- **Problem**
The records below must be retyped exactly.

Collected data entries
(begin)
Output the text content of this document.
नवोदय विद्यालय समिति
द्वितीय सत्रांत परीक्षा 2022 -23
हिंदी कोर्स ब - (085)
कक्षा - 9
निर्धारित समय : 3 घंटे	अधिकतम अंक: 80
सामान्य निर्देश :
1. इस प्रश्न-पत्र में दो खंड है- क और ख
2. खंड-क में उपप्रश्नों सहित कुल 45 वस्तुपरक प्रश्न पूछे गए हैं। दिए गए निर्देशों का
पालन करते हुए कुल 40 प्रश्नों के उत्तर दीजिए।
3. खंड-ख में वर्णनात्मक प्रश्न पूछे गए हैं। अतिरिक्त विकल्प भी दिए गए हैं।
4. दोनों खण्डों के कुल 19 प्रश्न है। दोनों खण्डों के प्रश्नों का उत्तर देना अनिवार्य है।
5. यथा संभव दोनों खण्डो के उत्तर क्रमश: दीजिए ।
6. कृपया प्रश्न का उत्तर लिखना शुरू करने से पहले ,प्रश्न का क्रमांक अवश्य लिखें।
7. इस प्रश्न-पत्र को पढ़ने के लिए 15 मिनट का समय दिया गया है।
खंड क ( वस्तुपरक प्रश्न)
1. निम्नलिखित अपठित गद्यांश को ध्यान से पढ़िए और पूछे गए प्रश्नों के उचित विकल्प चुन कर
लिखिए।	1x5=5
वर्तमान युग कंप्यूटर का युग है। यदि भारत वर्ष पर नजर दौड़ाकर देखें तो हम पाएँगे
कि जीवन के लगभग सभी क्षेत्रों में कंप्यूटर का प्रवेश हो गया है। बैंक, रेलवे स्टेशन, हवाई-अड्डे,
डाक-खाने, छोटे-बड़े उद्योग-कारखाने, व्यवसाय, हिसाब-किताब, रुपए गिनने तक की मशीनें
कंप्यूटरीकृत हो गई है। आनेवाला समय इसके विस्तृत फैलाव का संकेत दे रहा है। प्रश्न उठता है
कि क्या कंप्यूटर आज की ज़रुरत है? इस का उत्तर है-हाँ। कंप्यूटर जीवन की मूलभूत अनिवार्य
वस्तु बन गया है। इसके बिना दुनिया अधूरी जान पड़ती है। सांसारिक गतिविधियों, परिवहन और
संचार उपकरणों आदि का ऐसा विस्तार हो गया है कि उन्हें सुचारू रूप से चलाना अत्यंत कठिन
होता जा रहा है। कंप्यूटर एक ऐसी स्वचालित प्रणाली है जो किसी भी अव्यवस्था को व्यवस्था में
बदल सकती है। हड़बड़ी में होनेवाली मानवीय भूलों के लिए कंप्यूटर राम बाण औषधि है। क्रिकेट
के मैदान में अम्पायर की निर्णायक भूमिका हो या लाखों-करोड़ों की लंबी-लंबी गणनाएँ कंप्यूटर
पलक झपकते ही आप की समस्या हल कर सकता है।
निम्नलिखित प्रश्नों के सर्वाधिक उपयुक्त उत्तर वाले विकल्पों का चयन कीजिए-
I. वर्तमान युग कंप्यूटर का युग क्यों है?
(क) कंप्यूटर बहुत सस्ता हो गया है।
(end)
- **Reply**
Output the text content of this document.
नवोदय विद्यालय समिति
द्वितीय सत्रांत परीक्षा 2022 -23
हिंदी कोर्स ब - (085)
कक्षा - 9
निर्धारित समय : 3 घंटे	अधिकतम अंक: 80
सामान्य निर्देश :
1. इस प्रश्न-पत्र में दो खंड है- क और ख
2. खंड-क में उपप्रश्नों सहित कुल 45 वस्तुपरक प्रश्न पूछे गए हैं। दिए गए निर्देशों का
पालन करते हुए कुल 40 प्रश्नों के उत्तर दीजिए।
3. खंड-ख में वर्णनात्मक प्रश्न पूछे गए हैं। अतिरिक्त विकल्प भी दिए गए हैं।
4. दोनों खण्डों के कुल 19 प्रश्न है। दोनों खण्डों के प्रश्नों का उत्तर देना अनिवार्य है।
5. यथा संभव दोनों खण्डो के उत्तर क्रमश: दीजिए ।
6. कृपया प्रश्न का उत्तर लिखना शुरू करने से पहले ,प्रश्न का क्रमांक अवश्य लिखें।
7. इस प्रश्न-पत्र को पढ़ने के लिए 15 मिनट का समय दिया गया है।
खंड क ( वस्तुपरक प्रश्न)
1. निम्नलिखित अपठित गद्यांश को ध्यान से पढ़िए और पूछे गए प्रश्नों के उचित विकल्प चुन कर
लिखिए।	1x5=5
वर्तमान युग कंप्यूटर का युग है। यदि भारत वर्ष पर नजर दौड़ाकर देखें तो हम पाएँगे
कि जीवन के लगभग सभी क्षेत्रों में कंप्यूटर का प्रवेश हो गया है। बैंक, रेलवे स्टेशन, हवाई-अड्डे,
डाक-खाने, छोटे-बड़े उद्योग-कारखाने, व्यवसाय, हिसाब-किताब, रुपए गिनने तक की मशीनें
कंप्यूटरीकृत हो गई है। आनेवाला समय इसके विस्तृत फैलाव का संकेत दे रहा है। प्रश्न उठता है
कि क्या कंप्यूटर आज की ज़रुरत है? इस का उत्तर है-हाँ। कंप्यूटर जीवन की मूलभूत अनिवार्य
वस्तु बन गया है। इसके बिना दुनिया अधूरी जान पड़ती है। सांसारिक गतिविधियों, परिवहन और
संचार उपकरणों आदि का ऐसा विस्तार हो गया है कि उन्हें सुचारू रूप से चलाना अत्यंत कठिन
होता जा रहा है। कंप्यूटर एक ऐसी स्वचालित प्रणाली है जो किसी भी अव्यवस्था को व्यवस्था में
बदल सकती है। हड़बड़ी में होनेवाली मानवीय भूलों के लिए कंप्यूटर राम बाण औषधि है। क्रिकेट
के मैदान में अम्पायर की निर्णायक भूमिका हो या लाखों-करोड़ों की लंबी-लंबी गणनाएँ कंप्यूटर
पलक झपकते ही आप की समस्या हल कर सकता है।
निम्नलिखित प्रश्नों के सर्वाधिक उपयुक्त उत्तर वाले विकल्पों का चयन कीजिए-
I. वर्तमान युग कंप्यूटर का युग क्यों है?
(क) कंप्यूटर बहुत सस्ता हो गया है।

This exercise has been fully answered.